> [Directions for this task]:
Pick out the lines containing "потому".

━━━ Given records ━━━

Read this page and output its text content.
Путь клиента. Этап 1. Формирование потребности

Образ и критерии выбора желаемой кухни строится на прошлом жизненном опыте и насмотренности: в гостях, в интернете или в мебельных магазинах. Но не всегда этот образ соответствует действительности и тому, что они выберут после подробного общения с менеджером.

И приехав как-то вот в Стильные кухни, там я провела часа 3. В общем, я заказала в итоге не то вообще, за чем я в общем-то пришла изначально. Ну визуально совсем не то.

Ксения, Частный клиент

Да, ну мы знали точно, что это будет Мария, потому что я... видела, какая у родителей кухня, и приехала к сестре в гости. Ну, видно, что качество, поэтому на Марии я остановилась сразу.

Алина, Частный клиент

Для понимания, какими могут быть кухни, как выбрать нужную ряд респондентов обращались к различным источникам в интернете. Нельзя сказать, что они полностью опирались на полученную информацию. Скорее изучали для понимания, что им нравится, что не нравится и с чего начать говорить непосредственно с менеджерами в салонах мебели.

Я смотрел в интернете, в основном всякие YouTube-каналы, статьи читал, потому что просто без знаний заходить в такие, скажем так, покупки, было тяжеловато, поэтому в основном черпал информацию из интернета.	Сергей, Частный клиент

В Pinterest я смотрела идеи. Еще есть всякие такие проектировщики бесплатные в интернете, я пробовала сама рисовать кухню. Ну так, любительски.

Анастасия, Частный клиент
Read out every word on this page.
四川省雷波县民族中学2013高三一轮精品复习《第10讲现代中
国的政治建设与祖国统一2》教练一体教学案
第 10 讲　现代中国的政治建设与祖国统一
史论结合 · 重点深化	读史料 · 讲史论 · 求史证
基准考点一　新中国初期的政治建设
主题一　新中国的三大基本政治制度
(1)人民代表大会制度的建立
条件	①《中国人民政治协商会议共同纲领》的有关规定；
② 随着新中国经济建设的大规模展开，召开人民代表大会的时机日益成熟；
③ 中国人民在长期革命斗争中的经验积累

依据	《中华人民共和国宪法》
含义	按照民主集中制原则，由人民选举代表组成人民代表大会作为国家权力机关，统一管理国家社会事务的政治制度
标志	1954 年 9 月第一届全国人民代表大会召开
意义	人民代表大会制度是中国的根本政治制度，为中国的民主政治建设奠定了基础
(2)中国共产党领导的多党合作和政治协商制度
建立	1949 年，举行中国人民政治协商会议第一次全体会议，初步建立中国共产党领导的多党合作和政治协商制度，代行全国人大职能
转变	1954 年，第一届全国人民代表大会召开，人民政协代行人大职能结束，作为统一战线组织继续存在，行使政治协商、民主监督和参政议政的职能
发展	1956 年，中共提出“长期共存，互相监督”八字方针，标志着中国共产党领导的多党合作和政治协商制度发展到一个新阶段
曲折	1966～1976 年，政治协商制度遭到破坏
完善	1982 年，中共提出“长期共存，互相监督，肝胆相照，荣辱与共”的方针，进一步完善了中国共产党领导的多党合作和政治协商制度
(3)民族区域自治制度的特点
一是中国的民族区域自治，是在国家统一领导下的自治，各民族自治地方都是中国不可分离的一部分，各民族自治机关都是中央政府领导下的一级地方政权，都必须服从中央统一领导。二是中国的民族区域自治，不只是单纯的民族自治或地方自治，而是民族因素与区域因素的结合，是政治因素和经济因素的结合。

━━━

> [Response]:
Да, ну мы знали точно, что это будет Мария, потому что я... видела, какая у родителей кухня, и приехала к сестре в гости. Ну, видно, что качество, поэтому на Марии я остановилась сразу.
Я смотрел в интернете, в основном всякие YouTube-каналы, статьи читал, потому что просто без знаний заходить в такие, скажем так, покупки, было тяжеловато, поэтому в основном черпал информацию из интернета.	Сергей, Частный клиент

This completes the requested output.